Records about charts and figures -
------------------------------------------------------------
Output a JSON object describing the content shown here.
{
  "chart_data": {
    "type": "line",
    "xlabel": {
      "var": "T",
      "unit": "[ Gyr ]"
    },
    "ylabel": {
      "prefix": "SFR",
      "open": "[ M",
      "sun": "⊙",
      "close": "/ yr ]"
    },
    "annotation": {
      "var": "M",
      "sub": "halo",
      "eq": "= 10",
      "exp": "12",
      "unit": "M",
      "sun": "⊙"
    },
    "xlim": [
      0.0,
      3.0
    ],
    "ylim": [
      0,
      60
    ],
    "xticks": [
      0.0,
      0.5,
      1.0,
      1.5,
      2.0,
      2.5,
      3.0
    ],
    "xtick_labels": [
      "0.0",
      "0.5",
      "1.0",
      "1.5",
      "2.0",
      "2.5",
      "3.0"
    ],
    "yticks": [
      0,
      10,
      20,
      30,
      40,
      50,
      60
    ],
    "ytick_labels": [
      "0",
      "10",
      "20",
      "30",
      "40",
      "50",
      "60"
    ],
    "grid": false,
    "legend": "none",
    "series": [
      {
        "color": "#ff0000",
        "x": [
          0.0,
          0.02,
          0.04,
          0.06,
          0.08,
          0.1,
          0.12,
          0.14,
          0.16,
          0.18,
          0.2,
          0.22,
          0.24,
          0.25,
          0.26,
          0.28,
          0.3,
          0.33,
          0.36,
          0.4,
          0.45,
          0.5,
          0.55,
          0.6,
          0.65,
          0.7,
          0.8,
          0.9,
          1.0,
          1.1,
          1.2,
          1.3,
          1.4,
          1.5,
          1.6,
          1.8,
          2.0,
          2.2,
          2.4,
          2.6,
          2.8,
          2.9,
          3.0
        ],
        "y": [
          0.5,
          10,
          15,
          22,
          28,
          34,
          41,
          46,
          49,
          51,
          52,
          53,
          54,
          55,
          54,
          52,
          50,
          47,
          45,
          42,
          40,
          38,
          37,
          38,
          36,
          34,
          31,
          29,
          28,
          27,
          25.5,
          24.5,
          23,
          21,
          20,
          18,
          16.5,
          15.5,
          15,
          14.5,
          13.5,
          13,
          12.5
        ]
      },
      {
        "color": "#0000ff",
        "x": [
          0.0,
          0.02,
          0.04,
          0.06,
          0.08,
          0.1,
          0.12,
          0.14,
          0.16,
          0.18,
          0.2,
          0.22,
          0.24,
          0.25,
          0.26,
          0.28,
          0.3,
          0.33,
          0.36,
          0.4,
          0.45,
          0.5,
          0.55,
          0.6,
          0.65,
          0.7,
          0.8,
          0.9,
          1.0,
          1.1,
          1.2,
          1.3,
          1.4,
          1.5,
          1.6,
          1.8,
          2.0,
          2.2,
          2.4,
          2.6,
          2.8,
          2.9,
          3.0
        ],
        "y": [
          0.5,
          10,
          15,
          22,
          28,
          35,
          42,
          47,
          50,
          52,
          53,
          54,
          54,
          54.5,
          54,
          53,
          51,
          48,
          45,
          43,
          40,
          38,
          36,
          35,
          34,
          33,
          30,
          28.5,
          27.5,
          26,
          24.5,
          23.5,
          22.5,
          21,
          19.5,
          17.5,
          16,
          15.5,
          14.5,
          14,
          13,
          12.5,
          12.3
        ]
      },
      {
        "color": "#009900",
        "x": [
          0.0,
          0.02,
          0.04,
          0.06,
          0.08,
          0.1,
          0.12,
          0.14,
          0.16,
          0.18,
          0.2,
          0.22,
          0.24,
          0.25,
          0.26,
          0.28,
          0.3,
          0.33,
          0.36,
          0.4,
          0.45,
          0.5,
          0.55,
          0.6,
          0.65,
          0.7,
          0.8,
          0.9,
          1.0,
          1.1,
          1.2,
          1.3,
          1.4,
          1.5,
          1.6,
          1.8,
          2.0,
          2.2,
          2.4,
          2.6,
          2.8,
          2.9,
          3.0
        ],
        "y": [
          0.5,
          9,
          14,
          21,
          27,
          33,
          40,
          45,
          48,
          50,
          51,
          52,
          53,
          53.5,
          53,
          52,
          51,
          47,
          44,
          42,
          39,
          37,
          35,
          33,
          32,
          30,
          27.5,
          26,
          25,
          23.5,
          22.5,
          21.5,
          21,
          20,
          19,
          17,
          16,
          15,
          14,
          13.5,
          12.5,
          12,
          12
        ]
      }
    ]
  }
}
------------------------------------------------------------
SET PROBLEM - Repeat the material above exactly.

PROBLEM SOLUTION -
Output a JSON object describing the content shown here.
{
  "chart_data": {
    "type": "line",
    "xlabel": {
      "var": "T",
      "unit": "[ Gyr ]"
    },
    "ylabel": {
      "prefix": "SFR",
      "open": "[ M",
      "sun": "⊙",
      "close": "/ yr ]"
    },
    "annotation": {
      "var": "M",
      "sub": "halo",
      "eq": "= 10",
      "exp": "12",
      "unit": "M",
      "sun": "⊙"
    },
    "xlim": [
      0.0,
      3.0
    ],
    "ylim": [
      0,
      60
    ],
    "xticks": [
      0.0,
      0.5,
      1.0,
      1.5,
      2.0,
      2.5,
      3.0
    ],
    "xtick_labels": [
      "0.0",
      "0.5",
      "1.0",
      "1.5",
      "2.0",
      "2.5",
      "3.0"
    ],
    "yticks": [
      0,
      10,
      20,
      30,
      40,
      50,
      60
    ],
    "ytick_labels": [
      "0",
      "10",
      "20",
      "30",
      "40",
      "50",
      "60"
    ],
    "grid": false,
    "legend": "none",
    "series": [
      {
        "color": "#ff0000",
        "x": [
          0.0,
          0.02,
          0.04,
          0.06,
          0.08,
          0.1,
          0.12,
          0.14,
          0.16,
          0.18,
          0.2,
          0.22,
          0.24,
          0.25,
          0.26,
          0.28,
          0.3,
          0.33,
          0.36,
          0.4,
          0.45,
          0.5,
          0.55,
          0.6,
          0.65,
          0.7,
          0.8,
          0.9,
          1.0,
          1.1,
          1.2,
          1.3,
          1.4,
          1.5,
          1.6,
          1.8,
          2.0,
          2.2,
          2.4,
          2.6,
          2.8,
          2.9,
          3.0
        ],
        "y": [
          0.5,
          10,
          15,
          22,
          28,
          34,
          41,
          46,
          49,
          51,
          52,
          53,
          54,
          55,
          54,
          52,
          50,
          47,
          45,
          42,
          40,
          38,
          37,
          38,
          36,
          34,
          31,
          29,
          28,
          27,
          25.5,
          24.5,
          23,
          21,
          20,
          18,
          16.5,
          15.5,
          15,
          14.5,
          13.5,
          13,
          12.5
        ]
      },
      {
        "color": "#0000ff",
        "x": [
          0.0,
          0.02,
          0.04,
          0.06,
          0.08,
          0.1,
          0.12,
          0.14,
          0.16,
          0.18,
          0.2,
          0.22,
          0.24,
          0.25,
          0.26,
          0.28,
          0.3,
          0.33,
          0.36,
          0.4,
          0.45,
          0.5,
          0.55,
          0.6,
          0.65,
          0.7,
          0.8,
          0.9,
          1.0,
          1.1,
          1.2,
          1.3,
          1.4,
          1.5,
          1.6,
          1.8,
          2.0,
          2.2,
          2.4,
          2.6,
          2.8,
          2.9,
          3.0
        ],
        "y": [
          0.5,
          10,
          15,
          22,
          28,
          35,
          42,
          47,
          50,
          52,
          53,
          54,
          54,
          54.5,
          54,
          53,
          51,
          48,
          45,
          43,
          40,
          38,
          36,
          35,
          34,
          33,
          30,
          28.5,
          27.5,
          26,
          24.5,
          23.5,
          22.5,
          21,
          19.5,
          17.5,
          16,
          15.5,
          14.5,
          14,
          13,
          12.5,
          12.3
        ]
      },
      {
        "color": "#009900",
        "x": [
          0.0,
          0.02,
          0.04,
          0.06,
          0.08,
          0.1,
          0.12,
          0.14,
          0.16,
          0.18,
          0.2,
          0.22,
          0.24,
          0.25,
          0.26,
          0.28,
          0.3,
          0.33,
          0.36,
          0.4,
          0.45,
          0.5,
          0.55,
          0.6,
          0.65,
          0.7,
          0.8,
          0.9,
          1.0,
          1.1,
          1.2,
          1.3,
          1.4,
          1.5,
          1.6,
          1.8,
          2.0,
          2.2,
          2.4,
          2.6,
          2.8,
          2.9,
          3.0
        ],
        "y": [
          0.5,
          9,
          14,
          21,
          27,
          33,
          40,
          45,
          48,
          50,
          51,
          52,
          53,
          53.5,
          53,
          52,
          51,
          47,
          44,
          42,
          39,
          37,
          35,
          33,
          32,
          30,
          27.5,
          26,
          25,
          23.5,
          22.5,
          21.5,
          21,
          20,
          19,
          17,
          16,
          15,
          14,
          13.5,
          12.5,
          12,
          12
        ]
      }
    ]
  }
}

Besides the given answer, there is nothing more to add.